## START SOURCE DATA

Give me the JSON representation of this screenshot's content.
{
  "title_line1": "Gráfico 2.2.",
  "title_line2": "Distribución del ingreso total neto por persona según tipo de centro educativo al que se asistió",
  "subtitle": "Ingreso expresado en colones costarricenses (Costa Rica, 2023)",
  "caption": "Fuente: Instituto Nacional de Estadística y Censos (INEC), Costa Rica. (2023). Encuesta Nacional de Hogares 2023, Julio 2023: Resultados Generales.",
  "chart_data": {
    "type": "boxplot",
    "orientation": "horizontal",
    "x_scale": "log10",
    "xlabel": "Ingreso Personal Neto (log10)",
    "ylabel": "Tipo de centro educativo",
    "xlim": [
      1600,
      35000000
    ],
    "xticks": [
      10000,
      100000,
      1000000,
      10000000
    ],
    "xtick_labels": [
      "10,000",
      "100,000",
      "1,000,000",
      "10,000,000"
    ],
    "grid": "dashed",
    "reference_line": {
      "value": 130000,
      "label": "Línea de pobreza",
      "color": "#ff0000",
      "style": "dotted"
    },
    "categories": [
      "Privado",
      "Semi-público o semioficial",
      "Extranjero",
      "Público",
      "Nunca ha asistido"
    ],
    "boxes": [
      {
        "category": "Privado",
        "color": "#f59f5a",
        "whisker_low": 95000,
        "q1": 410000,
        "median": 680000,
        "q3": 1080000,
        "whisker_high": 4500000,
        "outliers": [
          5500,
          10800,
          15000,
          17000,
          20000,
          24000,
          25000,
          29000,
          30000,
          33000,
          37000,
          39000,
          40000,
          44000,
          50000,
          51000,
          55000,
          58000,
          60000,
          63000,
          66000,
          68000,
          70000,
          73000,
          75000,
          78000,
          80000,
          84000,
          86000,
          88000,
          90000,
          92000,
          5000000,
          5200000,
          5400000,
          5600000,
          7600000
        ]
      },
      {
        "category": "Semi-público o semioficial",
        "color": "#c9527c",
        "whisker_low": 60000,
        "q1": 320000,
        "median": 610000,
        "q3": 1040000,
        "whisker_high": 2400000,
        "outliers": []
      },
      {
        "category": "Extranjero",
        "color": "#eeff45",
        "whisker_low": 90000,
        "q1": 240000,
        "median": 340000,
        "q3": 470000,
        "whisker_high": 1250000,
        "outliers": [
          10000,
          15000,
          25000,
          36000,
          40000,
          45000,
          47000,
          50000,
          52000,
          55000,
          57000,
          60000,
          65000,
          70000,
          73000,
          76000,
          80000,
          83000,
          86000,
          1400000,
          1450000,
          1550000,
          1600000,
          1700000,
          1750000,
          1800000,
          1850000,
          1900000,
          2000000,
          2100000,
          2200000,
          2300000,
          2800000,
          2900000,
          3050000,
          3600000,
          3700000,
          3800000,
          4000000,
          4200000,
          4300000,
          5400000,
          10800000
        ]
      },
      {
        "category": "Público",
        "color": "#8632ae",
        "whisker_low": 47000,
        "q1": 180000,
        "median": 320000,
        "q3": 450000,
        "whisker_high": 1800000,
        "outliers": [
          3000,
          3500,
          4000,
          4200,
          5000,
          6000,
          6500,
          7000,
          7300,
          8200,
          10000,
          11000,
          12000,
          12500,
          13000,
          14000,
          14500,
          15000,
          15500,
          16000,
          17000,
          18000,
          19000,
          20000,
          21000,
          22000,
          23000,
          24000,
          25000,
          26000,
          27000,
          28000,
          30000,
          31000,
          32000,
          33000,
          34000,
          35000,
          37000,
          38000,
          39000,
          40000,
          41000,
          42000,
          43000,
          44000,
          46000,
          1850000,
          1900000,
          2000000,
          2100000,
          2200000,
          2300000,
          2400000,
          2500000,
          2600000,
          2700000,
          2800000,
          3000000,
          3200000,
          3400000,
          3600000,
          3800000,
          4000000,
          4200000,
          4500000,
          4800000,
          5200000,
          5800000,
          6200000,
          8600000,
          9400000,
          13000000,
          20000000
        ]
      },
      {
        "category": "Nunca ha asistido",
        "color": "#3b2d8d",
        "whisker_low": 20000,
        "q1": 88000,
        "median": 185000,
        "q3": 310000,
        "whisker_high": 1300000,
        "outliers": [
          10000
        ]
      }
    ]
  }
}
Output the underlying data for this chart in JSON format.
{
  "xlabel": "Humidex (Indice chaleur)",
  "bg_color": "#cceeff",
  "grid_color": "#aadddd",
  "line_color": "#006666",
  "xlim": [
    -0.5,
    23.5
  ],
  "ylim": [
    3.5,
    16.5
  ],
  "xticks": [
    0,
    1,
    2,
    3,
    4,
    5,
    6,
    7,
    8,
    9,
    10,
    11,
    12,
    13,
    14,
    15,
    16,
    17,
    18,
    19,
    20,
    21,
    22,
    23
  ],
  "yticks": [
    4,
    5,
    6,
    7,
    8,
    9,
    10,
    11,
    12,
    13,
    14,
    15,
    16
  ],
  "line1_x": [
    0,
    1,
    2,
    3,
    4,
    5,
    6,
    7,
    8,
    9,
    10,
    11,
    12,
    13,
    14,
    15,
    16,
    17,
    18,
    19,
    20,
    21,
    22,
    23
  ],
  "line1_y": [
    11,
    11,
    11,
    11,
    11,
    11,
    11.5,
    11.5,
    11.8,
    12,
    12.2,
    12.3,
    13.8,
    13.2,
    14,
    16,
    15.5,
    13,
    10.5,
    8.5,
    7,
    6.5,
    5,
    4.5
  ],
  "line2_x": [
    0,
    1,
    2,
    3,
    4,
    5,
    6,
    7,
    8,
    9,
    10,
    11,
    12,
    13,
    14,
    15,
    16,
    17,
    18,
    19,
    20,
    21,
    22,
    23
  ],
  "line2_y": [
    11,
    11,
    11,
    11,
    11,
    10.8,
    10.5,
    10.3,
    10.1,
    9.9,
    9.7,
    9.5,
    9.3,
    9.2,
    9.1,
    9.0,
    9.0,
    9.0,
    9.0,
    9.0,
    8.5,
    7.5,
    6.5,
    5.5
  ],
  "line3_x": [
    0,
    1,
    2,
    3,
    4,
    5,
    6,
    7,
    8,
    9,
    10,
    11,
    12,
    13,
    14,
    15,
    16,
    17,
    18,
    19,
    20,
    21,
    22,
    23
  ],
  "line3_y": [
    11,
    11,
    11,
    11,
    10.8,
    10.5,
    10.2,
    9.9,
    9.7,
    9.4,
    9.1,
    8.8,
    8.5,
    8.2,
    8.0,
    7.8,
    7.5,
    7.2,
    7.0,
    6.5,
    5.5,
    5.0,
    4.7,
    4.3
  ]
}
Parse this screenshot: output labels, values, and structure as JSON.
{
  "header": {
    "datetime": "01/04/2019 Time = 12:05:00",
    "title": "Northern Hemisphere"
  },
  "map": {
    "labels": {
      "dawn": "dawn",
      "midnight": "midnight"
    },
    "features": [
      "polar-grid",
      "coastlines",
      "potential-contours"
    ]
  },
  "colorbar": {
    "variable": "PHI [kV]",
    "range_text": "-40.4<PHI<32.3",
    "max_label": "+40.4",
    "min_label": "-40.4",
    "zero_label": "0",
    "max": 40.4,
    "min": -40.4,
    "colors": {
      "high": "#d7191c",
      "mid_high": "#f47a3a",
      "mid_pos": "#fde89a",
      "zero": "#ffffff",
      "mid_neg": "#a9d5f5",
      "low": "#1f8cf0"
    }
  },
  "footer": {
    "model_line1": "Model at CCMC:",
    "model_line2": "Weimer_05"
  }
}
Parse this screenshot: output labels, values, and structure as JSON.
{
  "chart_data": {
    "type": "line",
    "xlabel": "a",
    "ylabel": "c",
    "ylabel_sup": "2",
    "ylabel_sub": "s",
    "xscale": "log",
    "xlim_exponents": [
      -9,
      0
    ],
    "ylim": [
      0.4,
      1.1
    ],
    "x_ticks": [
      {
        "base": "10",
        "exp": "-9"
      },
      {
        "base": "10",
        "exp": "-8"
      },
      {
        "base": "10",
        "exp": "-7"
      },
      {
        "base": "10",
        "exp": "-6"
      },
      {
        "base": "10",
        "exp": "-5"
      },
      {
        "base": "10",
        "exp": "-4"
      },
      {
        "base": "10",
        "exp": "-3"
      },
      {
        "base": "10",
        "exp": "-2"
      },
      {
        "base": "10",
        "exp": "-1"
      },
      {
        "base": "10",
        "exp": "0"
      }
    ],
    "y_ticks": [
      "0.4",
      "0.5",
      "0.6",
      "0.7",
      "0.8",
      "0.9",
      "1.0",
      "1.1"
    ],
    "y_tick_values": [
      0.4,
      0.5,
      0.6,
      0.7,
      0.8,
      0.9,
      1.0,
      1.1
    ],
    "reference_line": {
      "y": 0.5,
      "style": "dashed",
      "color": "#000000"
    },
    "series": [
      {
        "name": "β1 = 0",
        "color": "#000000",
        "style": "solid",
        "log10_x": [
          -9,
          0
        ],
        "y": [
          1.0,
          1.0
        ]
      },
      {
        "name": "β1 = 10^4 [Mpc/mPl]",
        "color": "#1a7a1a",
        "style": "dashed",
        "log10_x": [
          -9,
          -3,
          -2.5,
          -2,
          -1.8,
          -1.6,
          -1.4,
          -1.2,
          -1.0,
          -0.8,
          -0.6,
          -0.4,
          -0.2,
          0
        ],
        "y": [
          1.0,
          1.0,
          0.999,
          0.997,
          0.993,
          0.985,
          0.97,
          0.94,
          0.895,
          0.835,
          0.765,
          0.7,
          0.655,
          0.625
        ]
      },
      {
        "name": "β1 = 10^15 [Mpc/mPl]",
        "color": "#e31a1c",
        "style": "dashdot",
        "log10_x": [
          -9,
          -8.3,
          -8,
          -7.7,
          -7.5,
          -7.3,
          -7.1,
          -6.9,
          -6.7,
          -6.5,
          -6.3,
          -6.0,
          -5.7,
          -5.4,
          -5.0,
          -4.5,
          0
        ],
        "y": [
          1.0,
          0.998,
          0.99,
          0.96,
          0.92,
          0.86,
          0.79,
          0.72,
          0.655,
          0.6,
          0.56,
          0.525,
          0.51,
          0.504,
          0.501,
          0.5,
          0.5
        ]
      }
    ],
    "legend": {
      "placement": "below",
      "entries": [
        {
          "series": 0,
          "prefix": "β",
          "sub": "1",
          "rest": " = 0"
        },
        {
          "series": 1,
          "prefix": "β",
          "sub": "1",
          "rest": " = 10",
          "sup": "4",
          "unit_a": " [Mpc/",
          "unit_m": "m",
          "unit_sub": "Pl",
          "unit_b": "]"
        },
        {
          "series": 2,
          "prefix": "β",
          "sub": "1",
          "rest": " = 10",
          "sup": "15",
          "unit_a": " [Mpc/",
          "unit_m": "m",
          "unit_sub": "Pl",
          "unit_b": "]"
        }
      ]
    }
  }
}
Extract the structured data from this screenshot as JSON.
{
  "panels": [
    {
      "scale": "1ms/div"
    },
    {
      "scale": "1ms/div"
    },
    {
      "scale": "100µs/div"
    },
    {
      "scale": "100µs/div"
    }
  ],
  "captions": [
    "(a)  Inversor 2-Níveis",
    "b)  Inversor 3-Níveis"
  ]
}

## END SOURCE DATA

▸ **TASK DETAILS**
Send back exactly the lines from the line with "Extract the structured" through the end of the records.

▸ **FULL OUTPUT**
Extract the structured data from this screenshot as JSON.
{
  "panels": [
    {
      "scale": "1ms/div"
    },
    {
      "scale": "1ms/div"
    },
    {
      "scale": "100µs/div"
    },
    {
      "scale": "100µs/div"
    }
  ],
  "captions": [
    "(a)  Inversor 2-Níveis",
    "b)  Inversor 3-Níveis"
  ]
}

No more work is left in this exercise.